# PROBLEM DESCRIPTION:
Restate all of the entries exactly, dropping any pictures they hold.

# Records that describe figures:
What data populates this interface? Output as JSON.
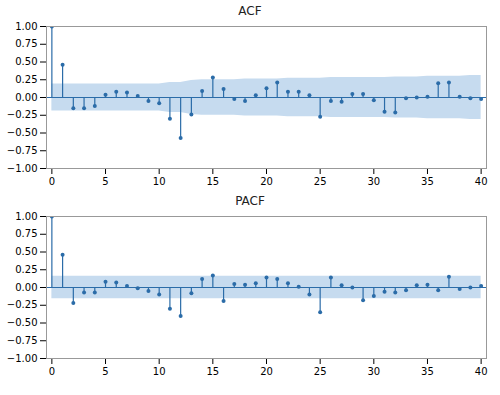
{
  "chart_data": [
    {
      "type": "stem",
      "title": "ACF",
      "x": [
        0,
        1,
        2,
        3,
        4,
        5,
        6,
        7,
        8,
        9,
        10,
        11,
        12,
        13,
        14,
        15,
        16,
        17,
        18,
        19,
        20,
        21,
        22,
        23,
        24,
        25,
        26,
        27,
        28,
        29,
        30,
        31,
        32,
        33,
        34,
        35,
        36,
        37,
        38,
        39,
        40
      ],
      "values": [
        1.0,
        0.46,
        -0.15,
        -0.15,
        -0.12,
        0.04,
        0.08,
        0.07,
        0.02,
        -0.05,
        -0.08,
        -0.3,
        -0.57,
        -0.24,
        0.09,
        0.28,
        0.12,
        -0.02,
        -0.05,
        0.03,
        0.13,
        0.21,
        0.08,
        0.08,
        0.03,
        -0.27,
        -0.05,
        -0.06,
        0.05,
        0.05,
        -0.04,
        -0.2,
        -0.21,
        -0.01,
        0.0,
        0.01,
        0.2,
        0.21,
        0.01,
        -0.01,
        -0.02
      ],
      "color": "#2b6ca8",
      "confidence_band": {
        "upper": [
          0.19,
          0.19,
          0.19,
          0.19,
          0.19,
          0.19,
          0.19,
          0.19,
          0.19,
          0.19,
          0.19,
          0.21,
          0.21,
          0.24,
          0.25,
          0.25,
          0.25,
          0.25,
          0.26,
          0.26,
          0.26,
          0.26,
          0.27,
          0.27,
          0.27,
          0.27,
          0.28,
          0.28,
          0.28,
          0.28,
          0.28,
          0.28,
          0.29,
          0.29,
          0.29,
          0.3,
          0.3,
          0.3,
          0.3,
          0.31,
          0.31
        ],
        "lower": [
          -0.19,
          -0.19,
          -0.19,
          -0.19,
          -0.19,
          -0.19,
          -0.19,
          -0.19,
          -0.19,
          -0.19,
          -0.19,
          -0.21,
          -0.21,
          -0.24,
          -0.25,
          -0.25,
          -0.25,
          -0.25,
          -0.26,
          -0.26,
          -0.26,
          -0.26,
          -0.27,
          -0.27,
          -0.27,
          -0.27,
          -0.28,
          -0.28,
          -0.28,
          -0.28,
          -0.28,
          -0.28,
          -0.29,
          -0.29,
          -0.29,
          -0.3,
          -0.3,
          -0.3,
          -0.3,
          -0.31,
          -0.31
        ],
        "color": "#c6dbef"
      },
      "xlim": [
        -0.5,
        40.5
      ],
      "xticks": [
        0,
        5,
        10,
        15,
        20,
        25,
        30,
        35,
        40
      ],
      "ylim": [
        -1.0,
        1.0
      ],
      "yticks": [
        {
          "value": -1.0,
          "label": "−1.00"
        },
        {
          "value": -0.75,
          "label": "−0.75"
        },
        {
          "value": -0.5,
          "label": "−0.50"
        },
        {
          "value": -0.25,
          "label": "−0.25"
        },
        {
          "value": 0.0,
          "label": "0.00"
        },
        {
          "value": 0.25,
          "label": "0.25"
        },
        {
          "value": 0.5,
          "label": "0.50"
        },
        {
          "value": 0.75,
          "label": "0.75"
        },
        {
          "value": 1.0,
          "label": "1.00"
        }
      ],
      "grid": false
    },
    {
      "type": "stem",
      "title": "PACF",
      "x": [
        0,
        1,
        2,
        3,
        4,
        5,
        6,
        7,
        8,
        9,
        10,
        11,
        12,
        13,
        14,
        15,
        16,
        17,
        18,
        19,
        20,
        21,
        22,
        23,
        24,
        25,
        26,
        27,
        28,
        29,
        30,
        31,
        32,
        33,
        34,
        35,
        36,
        37,
        38,
        39,
        40
      ],
      "values": [
        1.0,
        0.46,
        -0.22,
        -0.07,
        -0.07,
        0.08,
        0.07,
        0.02,
        -0.01,
        -0.05,
        -0.1,
        -0.3,
        -0.4,
        -0.08,
        0.12,
        0.17,
        -0.19,
        0.05,
        0.04,
        0.06,
        0.14,
        0.12,
        0.06,
        0.01,
        -0.1,
        -0.35,
        0.14,
        0.03,
        0.0,
        -0.18,
        -0.12,
        -0.06,
        -0.07,
        -0.04,
        0.03,
        0.04,
        -0.04,
        0.15,
        -0.02,
        0.0,
        0.02
      ],
      "color": "#2b6ca8",
      "confidence_band": {
        "upper": [
          0.16,
          0.16,
          0.16,
          0.16,
          0.16,
          0.16,
          0.16,
          0.16,
          0.16,
          0.16,
          0.16,
          0.16,
          0.16,
          0.16,
          0.16,
          0.16,
          0.16,
          0.16,
          0.16,
          0.16,
          0.16,
          0.16,
          0.16,
          0.16,
          0.16,
          0.16,
          0.16,
          0.16,
          0.16,
          0.16,
          0.16,
          0.16,
          0.16,
          0.16,
          0.16,
          0.16,
          0.16,
          0.16,
          0.16,
          0.16,
          0.16
        ],
        "lower": [
          -0.16,
          -0.16,
          -0.16,
          -0.16,
          -0.16,
          -0.16,
          -0.16,
          -0.16,
          -0.16,
          -0.16,
          -0.16,
          -0.16,
          -0.16,
          -0.16,
          -0.16,
          -0.16,
          -0.16,
          -0.16,
          -0.16,
          -0.16,
          -0.16,
          -0.16,
          -0.16,
          -0.16,
          -0.16,
          -0.16,
          -0.16,
          -0.16,
          -0.16,
          -0.16,
          -0.16,
          -0.16,
          -0.16,
          -0.16,
          -0.16,
          -0.16,
          -0.16,
          -0.16,
          -0.16,
          -0.16,
          -0.16
        ],
        "color": "#c6dbef"
      },
      "xlim": [
        -0.5,
        40.5
      ],
      "xticks": [
        0,
        5,
        10,
        15,
        20,
        25,
        30,
        35,
        40
      ],
      "ylim": [
        -1.0,
        1.0
      ],
      "yticks": [
        {
          "value": -1.0,
          "label": "−1.00"
        },
        {
          "value": -0.75,
          "label": "−0.75"
        },
        {
          "value": -0.5,
          "label": "−0.50"
        },
        {
          "value": -0.25,
          "label": "−0.25"
        },
        {
          "value": 0.0,
          "label": "0.00"
        },
        {
          "value": 0.25,
          "label": "0.25"
        },
        {
          "value": 0.5,
          "label": "0.50"
        },
        {
          "value": 0.75,
          "label": "0.75"
        },
        {
          "value": 1.0,
          "label": "1.00"
        }
      ],
      "grid": false
    }
  ]
}
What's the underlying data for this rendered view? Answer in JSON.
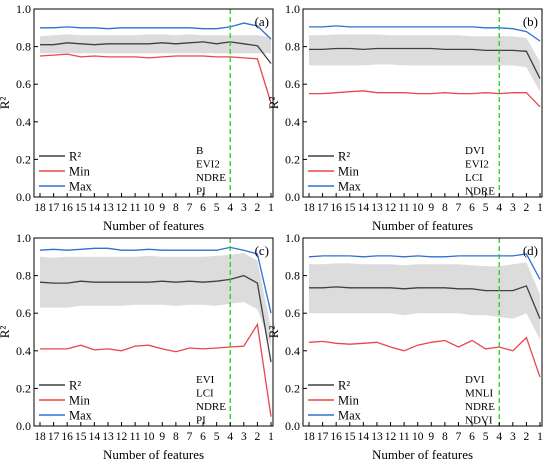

# RESULT FOR THIS EXERCISE:
What data populates this interface? Output as JSON.
{
  "chart_data": [
    {
      "type": "stem",
      "title": "ACF",
      "x": [
        0,
        1,
        2,
        3,
        4,
        5,
        6,
        7,
        8,
        9,
        10,
        11,
        12,
        13,
        14,
        15,
        16,
        17,
        18,
        19,
        20,
        21,
        22,
        23,
        24,
        25,
        26,
        27,
        28,
        29,
        30,
        31,
        32,
        33,
        34,
        35,
        36,
        37,
        38,
        39,
        40
      ],
      "values": [
        1.0,
        0.46,
        -0.15,
        -0.15,
        -0.12,
        0.04,
        0.08,
        0.07,
        0.02,
        -0.05,
        -0.08,
        -0.3,
        -0.57,
        -0.24,
        0.09,
        0.28,
        0.12,
        -0.02,
        -0.05,
        0.03,
        0.13,
        0.21,
        0.08,
        0.08,
        0.03,
        -0.27,
        -0.05,
        -0.06,
        0.05,
        0.05,
        -0.04,
        -0.2,
        -0.21,
        -0.01,
        0.0,
        0.01,
        0.2,
        0.21,
        0.01,
        -0.01,
        -0.02
      ],
      "color": "#2b6ca8",
      "confidence_band": {
        "upper": [
          0.19,
          0.19,
          0.19,
          0.19,
          0.19,
          0.19,
          0.19,
          0.19,
          0.19,
          0.19,
          0.19,
          0.21,
          0.21,
          0.24,
          0.25,
          0.25,
          0.25,
          0.25,
          0.26,
          0.26,
          0.26,
          0.26,
          0.27,
          0.27,
          0.27,
          0.27,
          0.28,
          0.28,
          0.28,
          0.28,
          0.28,
          0.28,
          0.29,
          0.29,
          0.29,
          0.3,
          0.3,
          0.3,
          0.3,
          0.31,
          0.31
        ],
        "lower": [
          -0.19,
          -0.19,
          -0.19,
          -0.19,
          -0.19,
          -0.19,
          -0.19,
          -0.19,
          -0.19,
          -0.19,
          -0.19,
          -0.21,
          -0.21,
          -0.24,
          -0.25,
          -0.25,
          -0.25,
          -0.25,
          -0.26,
          -0.26,
          -0.26,
          -0.26,
          -0.27,
          -0.27,
          -0.27,
          -0.27,
          -0.28,
          -0.28,
          -0.28,
          -0.28,
          -0.28,
          -0.28,
          -0.29,
          -0.29,
          -0.29,
          -0.3,
          -0.3,
          -0.3,
          -0.3,
          -0.31,
          -0.31
        ],
        "color": "#c6dbef"
      },
      "xlim": [
        -0.5,
        40.5
      ],
      "xticks": [
        0,
        5,
        10,
        15,
        20,
        25,
        30,
        35,
        40
      ],
      "ylim": [
        -1.0,
        1.0
      ],
      "yticks": [
        {
          "value": -1.0,
          "label": "−1.00"
        },
        {
          "value": -0.75,
          "label": "−0.75"
        },
        {
          "value": -0.5,
          "label": "−0.50"
        },
        {
          "value": -0.25,
          "label": "−0.25"
        },
        {
          "value": 0.0,
          "label": "0.00"
        },
        {
          "value": 0.25,
          "label": "0.25"
        },
        {
          "value": 0.5,
          "label": "0.50"
        },
        {
          "value": 0.75,
          "label": "0.75"
        },
        {
          "value": 1.0,
          "label": "1.00"
        }
      ],
      "grid": false
    },
    {
      "type": "stem",
      "title": "PACF",
      "x": [
        0,
        1,
        2,
        3,
        4,
        5,
        6,
        7,
        8,
        9,
        10,
        11,
        12,
        13,
        14,
        15,
        16,
        17,
        18,
        19,
        20,
        21,
        22,
        23,
        24,
        25,
        26,
        27,
        28,
        29,
        30,
        31,
        32,
        33,
        34,
        35,
        36,
        37,
        38,
        39,
        40
      ],
      "values": [
        1.0,
        0.46,
        -0.22,
        -0.07,
        -0.07,
        0.08,
        0.07,
        0.02,
        -0.01,
        -0.05,
        -0.1,
        -0.3,
        -0.4,
        -0.08,
        0.12,
        0.17,
        -0.19,
        0.05,
        0.04,
        0.06,
        0.14,
        0.12,
        0.06,
        0.01,
        -0.1,
        -0.35,
        0.14,
        0.03,
        0.0,
        -0.18,
        -0.12,
        -0.06,
        -0.07,
        -0.04,
        0.03,
        0.04,
        -0.04,
        0.15,
        -0.02,
        0.0,
        0.02
      ],
      "color": "#2b6ca8",
      "confidence_band": {
        "upper": [
          0.16,
          0.16,
          0.16,
          0.16,
          0.16,
          0.16,
          0.16,
          0.16,
          0.16,
          0.16,
          0.16,
          0.16,
          0.16,
          0.16,
          0.16,
          0.16,
          0.16,
          0.16,
          0.16,
          0.16,
          0.16,
          0.16,
          0.16,
          0.16,
          0.16,
          0.16,
          0.16,
          0.16,
          0.16,
          0.16,
          0.16,
          0.16,
          0.16,
          0.16,
          0.16,
          0.16,
          0.16,
          0.16,
          0.16,
          0.16,
          0.16
        ],
        "lower": [
          -0.16,
          -0.16,
          -0.16,
          -0.16,
          -0.16,
          -0.16,
          -0.16,
          -0.16,
          -0.16,
          -0.16,
          -0.16,
          -0.16,
          -0.16,
          -0.16,
          -0.16,
          -0.16,
          -0.16,
          -0.16,
          -0.16,
          -0.16,
          -0.16,
          -0.16,
          -0.16,
          -0.16,
          -0.16,
          -0.16,
          -0.16,
          -0.16,
          -0.16,
          -0.16,
          -0.16,
          -0.16,
          -0.16,
          -0.16,
          -0.16,
          -0.16,
          -0.16,
          -0.16,
          -0.16,
          -0.16,
          -0.16
        ],
        "color": "#c6dbef"
      },
      "xlim": [
        -0.5,
        40.5
      ],
      "xticks": [
        0,
        5,
        10,
        15,
        20,
        25,
        30,
        35,
        40
      ],
      "ylim": [
        -1.0,
        1.0
      ],
      "yticks": [
        {
          "value": -1.0,
          "label": "−1.00"
        },
        {
          "value": -0.75,
          "label": "−0.75"
        },
        {
          "value": -0.5,
          "label": "−0.50"
        },
        {
          "value": -0.25,
          "label": "−0.25"
        },
        {
          "value": 0.0,
          "label": "0.00"
        },
        {
          "value": 0.25,
          "label": "0.25"
        },
        {
          "value": 0.5,
          "label": "0.50"
        },
        {
          "value": 0.75,
          "label": "0.75"
        },
        {
          "value": 1.0,
          "label": "1.00"
        }
      ],
      "grid": false
    }
  ]
}
What's the underlying data for this rendered view? Answer in JSON.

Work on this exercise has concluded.